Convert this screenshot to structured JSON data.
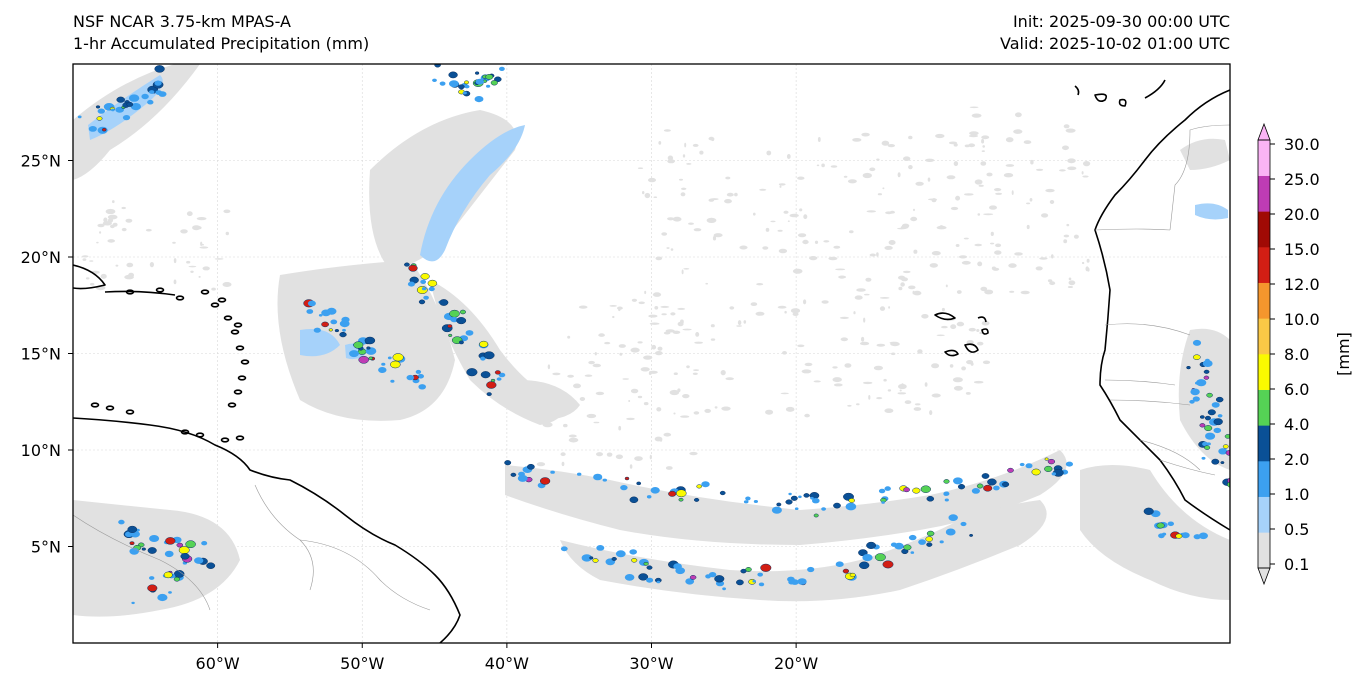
{
  "header": {
    "model": "NSF NCAR 3.75-km MPAS-A",
    "field": "1-hr Accumulated Precipitation (mm)",
    "init": "Init: 2025-09-30 00:00 UTC",
    "valid": "Valid: 2025-10-02 01:00 UTC"
  },
  "map": {
    "lon_range": [
      -70,
      10
    ],
    "lat_range": [
      0,
      30
    ],
    "lon_ticks": [
      {
        "value": -60,
        "label": "60°W"
      },
      {
        "value": -50,
        "label": "50°W"
      },
      {
        "value": -40,
        "label": "40°W"
      },
      {
        "value": -30,
        "label": "30°W"
      },
      {
        "value": -20,
        "label": "20°W"
      }
    ],
    "lat_ticks": [
      {
        "value": 5,
        "label": "5°N"
      },
      {
        "value": 10,
        "label": "10°N"
      },
      {
        "value": 15,
        "label": "15°N"
      },
      {
        "value": 20,
        "label": "20°N"
      },
      {
        "value": 25,
        "label": "25°N"
      }
    ],
    "gridlines": true
  },
  "colorbar": {
    "label": "[mm]",
    "levels": [
      "0.1",
      "0.5",
      "1.0",
      "2.0",
      "4.0",
      "6.0",
      "8.0",
      "10.0",
      "12.0",
      "15.0",
      "20.0",
      "25.0",
      "30.0"
    ],
    "colors": [
      "#e1e1e1",
      "#a6d2fa",
      "#3ca0f0",
      "#0a5096",
      "#55d255",
      "#fafa00",
      "#fac846",
      "#f5962d",
      "#d21e14",
      "#a00a05",
      "#be3cb4",
      "#fab4f5"
    ]
  }
}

→ **Exercise instructions**
Each line above that holds the string "value" should be copied and shown.

→ **Task output**
        "value": -60,
        "value": -50,
        "value": -40,
        "value": -30,
        "value": -20,
        "value": 5,
        "value": 10,
        "value": 15,
        "value": 20,
        "value": 25,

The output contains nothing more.